Collected data:
::::

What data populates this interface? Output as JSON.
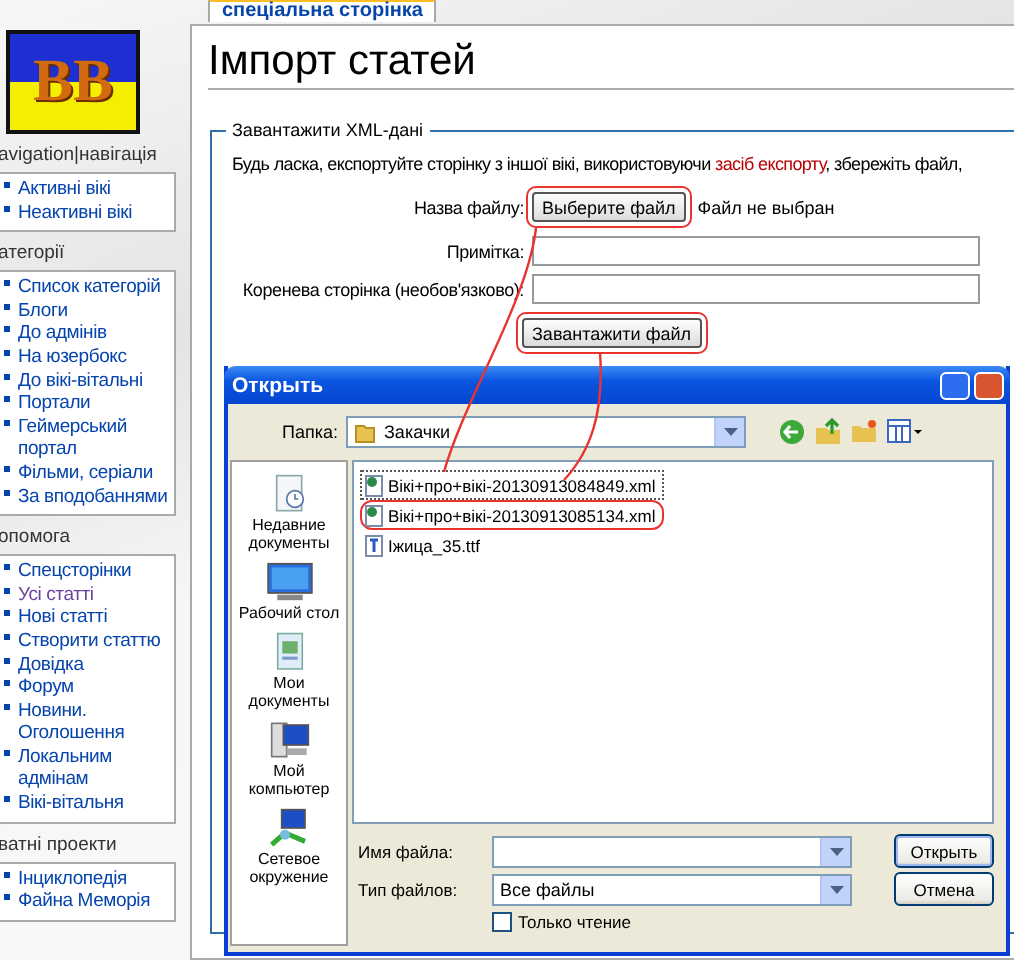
{
  "logo": {
    "text": "BB"
  },
  "sidebar": {
    "sections": [
      {
        "heading": "avigation|навігація",
        "items": [
          {
            "label": "Активні вікі",
            "visited": false
          },
          {
            "label": "Неактивні вікі",
            "visited": false
          }
        ]
      },
      {
        "heading": "атегорії",
        "items": [
          {
            "label": "Список категорій",
            "visited": false
          },
          {
            "label": "Блоги",
            "visited": false
          },
          {
            "label": "До адмінів",
            "visited": false
          },
          {
            "label": "На юзербокс",
            "visited": false
          },
          {
            "label": "До вікі-вітальні",
            "visited": false
          },
          {
            "label": "Портали",
            "visited": false
          },
          {
            "label": "Геймерський портал",
            "visited": false
          },
          {
            "label": "Фільми, серіали",
            "visited": false
          },
          {
            "label": "За вподобаннями",
            "visited": false
          }
        ]
      },
      {
        "heading": "опомога",
        "items": [
          {
            "label": "Спецсторінки",
            "visited": false
          },
          {
            "label": "Усі статті",
            "visited": true
          },
          {
            "label": "Нові статті",
            "visited": false
          },
          {
            "label": "Створити статтю",
            "visited": false
          },
          {
            "label": "Довідка",
            "visited": false
          },
          {
            "label": "Форум",
            "visited": false
          },
          {
            "label": "Новини. Оголошення",
            "visited": false
          },
          {
            "label": "Локальним адмінам",
            "visited": false
          },
          {
            "label": "Вікі-вітальня",
            "visited": false
          }
        ]
      },
      {
        "heading": "ватні проекти",
        "items": [
          {
            "label": "Інциклопедія",
            "visited": false
          },
          {
            "label": "Файна Меморія",
            "visited": false
          }
        ]
      }
    ]
  },
  "tabs": [
    {
      "label": "спеціальна сторінка",
      "selected": true
    }
  ],
  "page": {
    "title": "Імпорт статей",
    "fieldset": {
      "legend": "Завантажити XML-дані",
      "intro": {
        "before": "Будь ласка, експортуйте сторінку з іншої вікі, використовуючи ",
        "link": "засіб експорту",
        "after": ", збережіть файл,"
      },
      "rows": [
        {
          "label": "Назва файлу:",
          "kind": "file",
          "button": "Выберите файл",
          "status": "Файл не выбран",
          "highlighted": true
        },
        {
          "label": "Примітка:",
          "kind": "text"
        },
        {
          "label": "Коренева сторінка (необов'язково):",
          "kind": "text"
        }
      ],
      "submit": {
        "label": "Завантажити файл",
        "highlighted": true
      }
    }
  },
  "dialog": {
    "title": "Открыть",
    "folder_label": "Папка:",
    "folder": "Закачки",
    "places": [
      {
        "label": "Недавние документы",
        "kind": "recent"
      },
      {
        "label": "Рабочий стол",
        "kind": "desktop"
      },
      {
        "label": "Мои документы",
        "kind": "documents"
      },
      {
        "label": "Мой компьютер",
        "kind": "computer"
      },
      {
        "label": "Сетевое окружение",
        "kind": "network"
      }
    ],
    "files": [
      {
        "name": "Вікі+про+вікі-20130913084849.xml",
        "kind": "xml",
        "focused": true,
        "highlighted": false
      },
      {
        "name": "Вікі+про+вікі-20130913085134.xml",
        "kind": "xml",
        "focused": false,
        "highlighted": true
      },
      {
        "name": "Іжица_35.ttf",
        "kind": "font",
        "focused": false,
        "highlighted": false
      }
    ],
    "file_name_label": "Имя файла:",
    "file_type_label": "Тип файлов:",
    "file_type": "Все файлы",
    "read_only": {
      "label": "Только чтение",
      "checked": false
    },
    "buttons": [
      {
        "label": "Открыть",
        "default": true
      },
      {
        "label": "Отмена",
        "default": false
      }
    ]
  }
}
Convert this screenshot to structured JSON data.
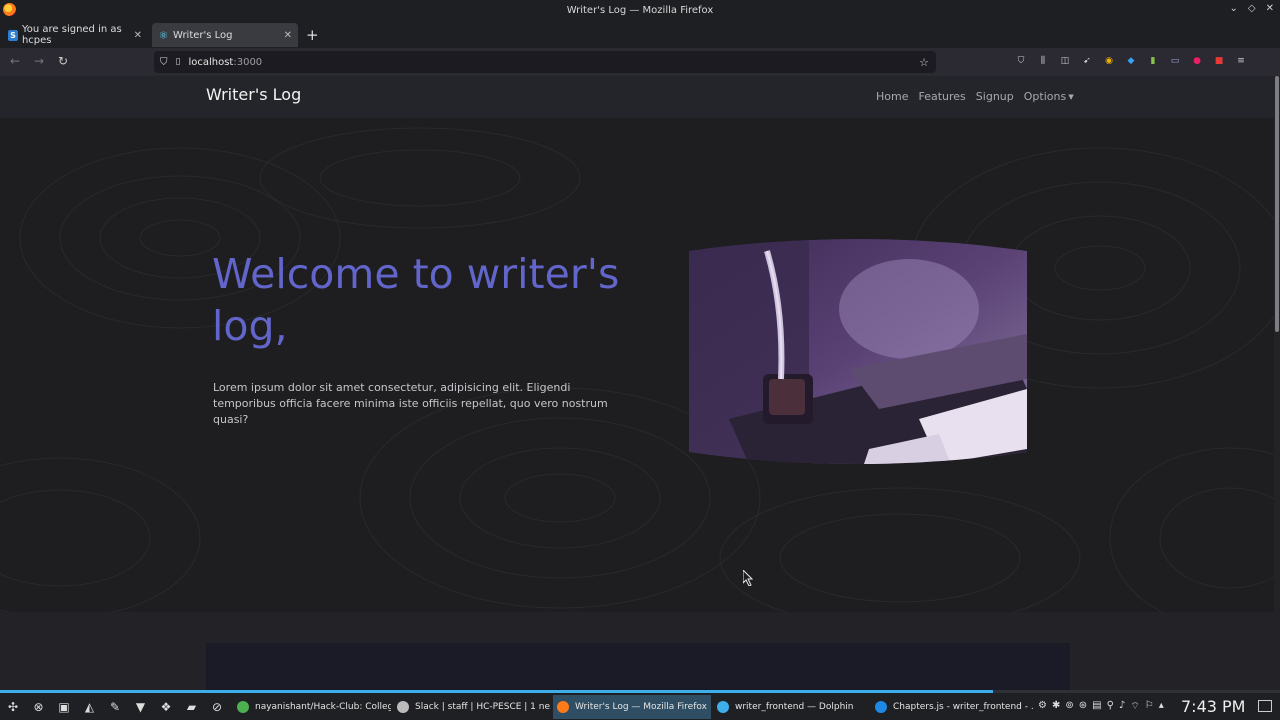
{
  "window": {
    "title": "Writer's Log — Mozilla Firefox",
    "controls": [
      "⌄",
      "◇",
      "✕"
    ]
  },
  "tabs": [
    {
      "label": "You are signed in as hcpes",
      "favicon": "S",
      "active": false
    },
    {
      "label": "Writer's Log",
      "favicon": "⚛",
      "active": true
    }
  ],
  "new_tab_label": "+",
  "toolbar": {
    "back": "←",
    "forward": "→",
    "reload": "↻",
    "url_host": "localhost",
    "url_port": ":3000",
    "shield_icon": "⛉",
    "page_icon": "▯",
    "star_icon": "☆"
  },
  "extensions": [
    {
      "glyph": "⛉",
      "color": "#cccccc"
    },
    {
      "glyph": "⫼",
      "color": "#cccccc"
    },
    {
      "glyph": "◫",
      "color": "#cccccc"
    },
    {
      "glyph": "➹",
      "color": "#cccccc"
    },
    {
      "glyph": "◉",
      "color": "#f0b400"
    },
    {
      "glyph": "◆",
      "color": "#36a3f7"
    },
    {
      "glyph": "▮",
      "color": "#8bc34a"
    },
    {
      "glyph": "▭",
      "color": "#9fa8da"
    },
    {
      "glyph": "●",
      "color": "#e91e63"
    },
    {
      "glyph": "■",
      "color": "#e53935"
    },
    {
      "glyph": "≡",
      "color": "#cccccc"
    }
  ],
  "site": {
    "brand": "Writer's Log",
    "nav": [
      {
        "label": "Home"
      },
      {
        "label": "Features"
      },
      {
        "label": "Signup"
      },
      {
        "label": "Options"
      }
    ],
    "hero_title": "Welcome to writer's log,",
    "hero_text": "Lorem ipsum dolor sit amet consectetur, adipisicing elit. Eligendi temporibus officia facere minima iste officiis repellat, quo vero nostrum quasi?"
  },
  "taskbar": {
    "launchers": [
      "✣",
      "⊗",
      "▣",
      "◭",
      "✎",
      "▼",
      "❖",
      "▰",
      "⊘"
    ],
    "tasks": [
      {
        "label": "nayanishant/Hack-Club: Colleg...",
        "icon_color": "#4caf50"
      },
      {
        "label": "Slack | staff | HC-PESCE | 1 ne...",
        "icon_color": "#bbbbbb"
      },
      {
        "label": "Writer's Log — Mozilla Firefox",
        "icon_color": "#ff7b1a",
        "current": true
      },
      {
        "label": "writer_frontend — Dolphin",
        "icon_color": "#3daee9"
      },
      {
        "label": "Chapters.js - writer_frontend - ...",
        "icon_color": "#1e88e5"
      }
    ],
    "tray": [
      "⚙",
      "✱",
      "⊚",
      "⊛",
      "▤",
      "⚲",
      "♪",
      "⌔",
      "⚐",
      "▴"
    ],
    "clock": "7:43 PM"
  }
}
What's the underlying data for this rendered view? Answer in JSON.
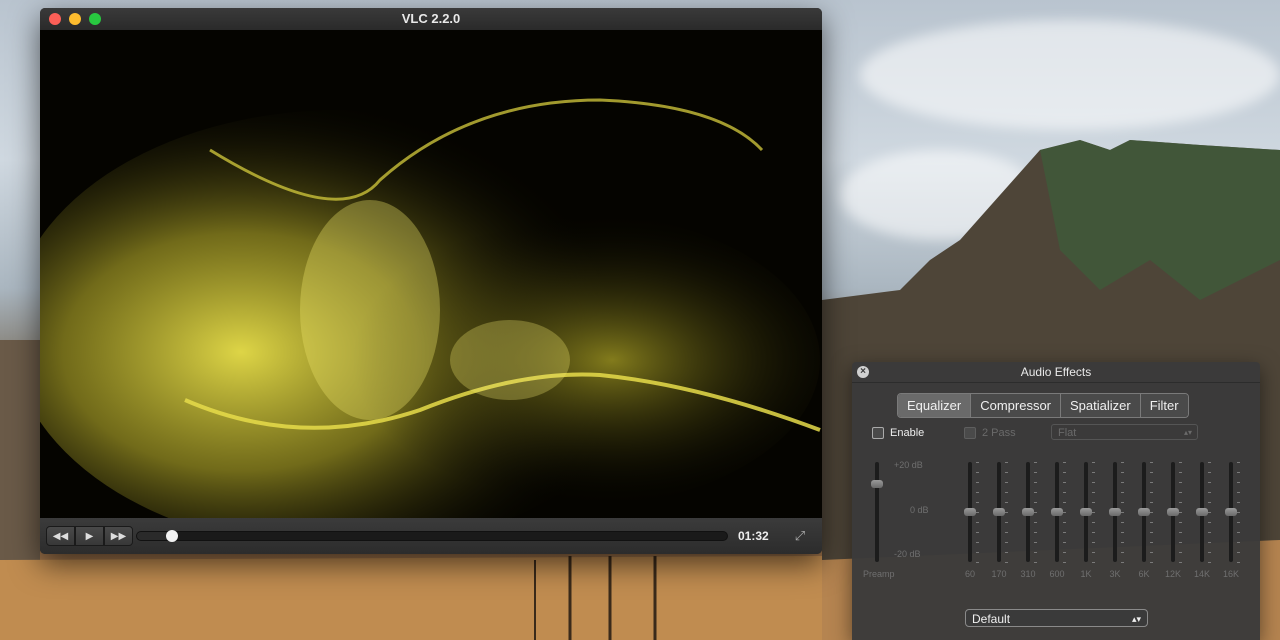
{
  "window": {
    "title": "VLC 2.2.0"
  },
  "player": {
    "time": "01:32",
    "progress": 0.06,
    "buttons": {
      "rewind": "◀◀",
      "play": "▶",
      "forward": "▶▶",
      "fullscreen": "⤢"
    }
  },
  "audio_effects": {
    "title": "Audio Effects",
    "close": "×",
    "tabs": [
      "Equalizer",
      "Compressor",
      "Spatializer",
      "Filter"
    ],
    "active_tab": "Equalizer",
    "enable_label": "Enable",
    "two_pass_label": "2 Pass",
    "preset_disabled_value": "Flat",
    "db_labels": {
      "top": "+20 dB",
      "mid": "0 dB",
      "bottom": "-20 dB"
    },
    "preamp_label": "Preamp",
    "preamp_level": 0.22,
    "bands": [
      {
        "label": "60",
        "level": 0.5
      },
      {
        "label": "170",
        "level": 0.5
      },
      {
        "label": "310",
        "level": 0.5
      },
      {
        "label": "600",
        "level": 0.5
      },
      {
        "label": "1K",
        "level": 0.5
      },
      {
        "label": "3K",
        "level": 0.5
      },
      {
        "label": "6K",
        "level": 0.5
      },
      {
        "label": "12K",
        "level": 0.5
      },
      {
        "label": "14K",
        "level": 0.5
      },
      {
        "label": "16K",
        "level": 0.5
      }
    ],
    "preset_value": "Default",
    "preset_arrows": "▴▾"
  },
  "colors": {
    "accent_yellow": "#d8cf2a",
    "panel": "#3a3a3a"
  }
}
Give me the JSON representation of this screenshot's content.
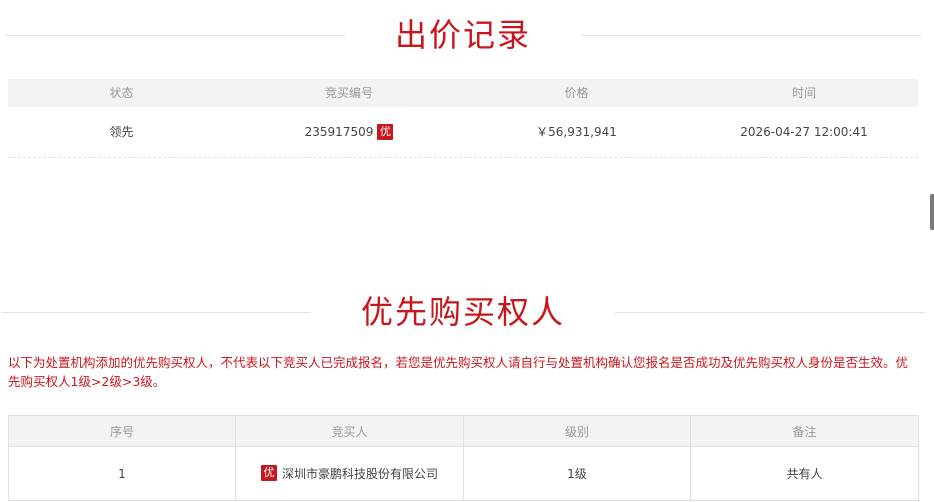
{
  "bid_section": {
    "title": "出价记录",
    "headers": {
      "status": "状态",
      "bid_no": "竞买编号",
      "price": "价格",
      "time": "时间"
    },
    "rows": [
      {
        "status": "领先",
        "bid_no": "235917509",
        "badge": "优",
        "price": "￥56,931,941",
        "time": "2026-04-27 12:00:41"
      }
    ]
  },
  "pref_section": {
    "title": "优先购买权人",
    "notice": "以下为处置机构添加的优先购买权人，不代表以下竞买人已完成报名，若您是优先购买权人请自行与处置机构确认您报名是否成功及优先购买权人身份是否生效。优先购买权人1级>2级>3级。",
    "headers": {
      "seq": "序号",
      "bidder": "竞买人",
      "level": "级别",
      "remark": "备注"
    },
    "rows": [
      {
        "seq": "1",
        "badge": "优",
        "bidder": "深圳市豪鹏科技股份有限公司",
        "level": "1级",
        "remark": "共有人"
      }
    ]
  },
  "colors": {
    "accent": "#c8161d",
    "header_bg": "#f3f3f3",
    "border": "#e0e0e0"
  }
}
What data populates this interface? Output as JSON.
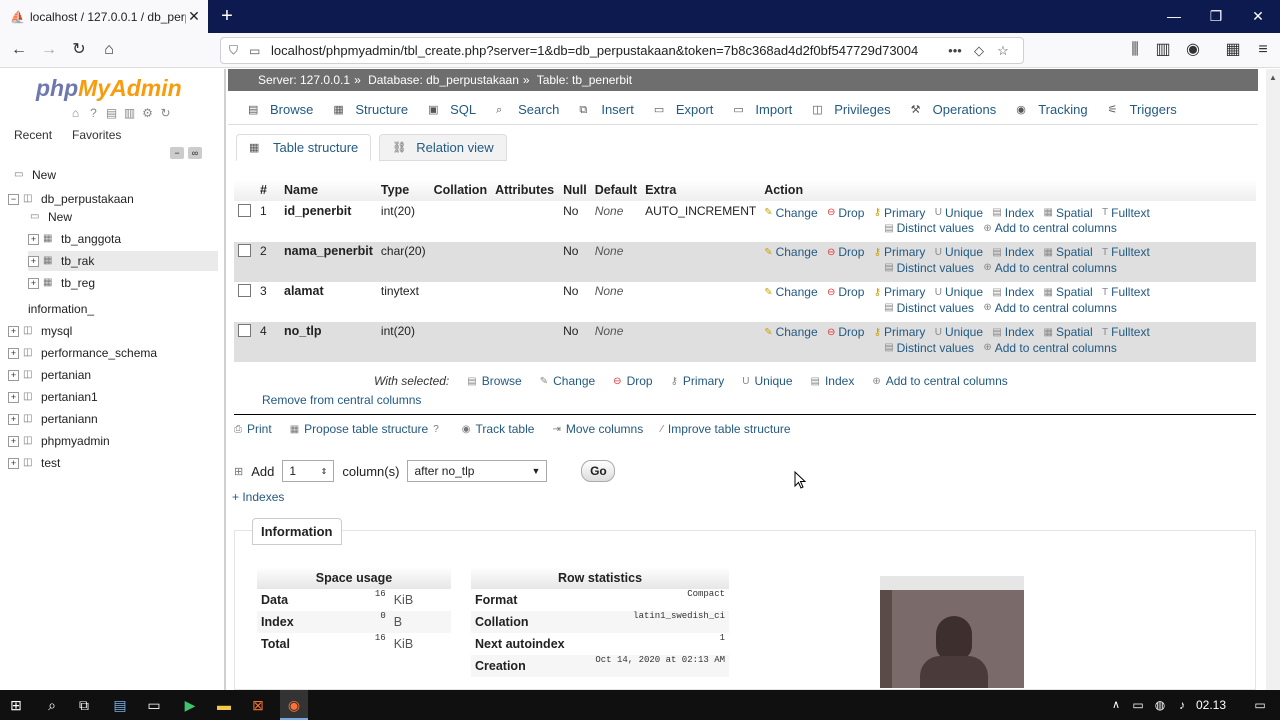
{
  "browser": {
    "tab_title": "localhost / 127.0.0.1 / db_perpu",
    "url": "localhost/phpmyadmin/tbl_create.php?server=1&db=db_perpustakaan&token=7b8c368ad4d2f0bf547729d73004",
    "time": "02.13"
  },
  "sidebar": {
    "logo_php": "php",
    "logo_my": "MyAdmin",
    "recent": "Recent",
    "favorites": "Favorites",
    "tree": [
      {
        "label": "New",
        "level": 1
      },
      {
        "label": "db_perpustakaan",
        "level": 0
      },
      {
        "label": "New",
        "level": 2
      },
      {
        "label": "tb_anggota",
        "level": 2
      },
      {
        "label": "tb_rak",
        "level": 2
      },
      {
        "label": "tb_reg",
        "level": 2
      },
      {
        "label": "information_",
        "level": 1
      },
      {
        "label": "mysql",
        "level": 0
      },
      {
        "label": "performance_schema",
        "level": 0
      },
      {
        "label": "pertanian",
        "level": 0
      },
      {
        "label": "pertanian1",
        "level": 0
      },
      {
        "label": "pertaniann",
        "level": 0
      },
      {
        "label": "phpmyadmin",
        "level": 0
      },
      {
        "label": "test",
        "level": 0
      }
    ]
  },
  "breadcrumb": {
    "server": "Server: 127.0.0.1",
    "database": "Database: db_perpustakaan",
    "table": "Table: tb_penerbit"
  },
  "menu_tabs": [
    "Browse",
    "Structure",
    "SQL",
    "Search",
    "Insert",
    "Export",
    "Import",
    "Privileges",
    "Operations",
    "Tracking",
    "Triggers"
  ],
  "sub_tabs": [
    "Table structure",
    "Relation view"
  ],
  "table": {
    "headers": [
      "#",
      "Name",
      "Type",
      "Collation",
      "Attributes",
      "Null",
      "Default",
      "Extra",
      "Action"
    ],
    "rows": [
      {
        "num": "1",
        "name": "id_penerbit",
        "type": "int(20)",
        "collation": "",
        "attributes": "",
        "null": "No",
        "default": "None",
        "extra": "AUTO_INCREMENT"
      },
      {
        "num": "2",
        "name": "nama_penerbit",
        "type": "char(20)",
        "collation": "",
        "attributes": "",
        "null": "No",
        "default": "None",
        "extra": ""
      },
      {
        "num": "3",
        "name": "alamat",
        "type": "tinytext",
        "collation": "",
        "attributes": "",
        "null": "No",
        "default": "None",
        "extra": ""
      },
      {
        "num": "4",
        "name": "no_tlp",
        "type": "int(20)",
        "collation": "",
        "attributes": "",
        "null": "No",
        "default": "None",
        "extra": ""
      }
    ],
    "actions": {
      "change": "Change",
      "drop": "Drop",
      "primary": "Primary",
      "unique": "Unique",
      "index": "Index",
      "spatial": "Spatial",
      "fulltext": "Fulltext",
      "distinct": "Distinct values",
      "central": "Add to central columns"
    }
  },
  "with_selected": {
    "label": "With selected:",
    "actions": [
      "Browse",
      "Change",
      "Drop",
      "Primary",
      "Unique",
      "Index",
      "Add to central columns"
    ],
    "remove_central": "Remove from central columns"
  },
  "links": {
    "print": "Print",
    "propose": "Propose table structure",
    "track": "Track table",
    "move": "Move columns",
    "improve": "Improve table structure"
  },
  "add": {
    "label": "Add",
    "count": "1",
    "columns": "column(s)",
    "position": "after no_tlp",
    "go": "Go"
  },
  "indexes": "+ Indexes",
  "information": {
    "tab": "Information",
    "space_usage": {
      "title": "Space usage",
      "rows": [
        {
          "k": "Data",
          "v": "16",
          "u": "KiB"
        },
        {
          "k": "Index",
          "v": "0",
          "u": "B"
        },
        {
          "k": "Total",
          "v": "16",
          "u": "KiB"
        }
      ]
    },
    "row_statistics": {
      "title": "Row statistics",
      "rows": [
        {
          "k": "Format",
          "v": "Compact"
        },
        {
          "k": "Collation",
          "v": "latin1_swedish_ci"
        },
        {
          "k": "Next autoindex",
          "v": "1"
        },
        {
          "k": "Creation",
          "v": "Oct 14, 2020 at 02:13 AM"
        }
      ]
    }
  }
}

::::

Search the entries for the word "документы", then gather every line that has it.

▸ EXPECTED ANSWER:
        "label": "Недавние документы",
        "label": "Мои документы",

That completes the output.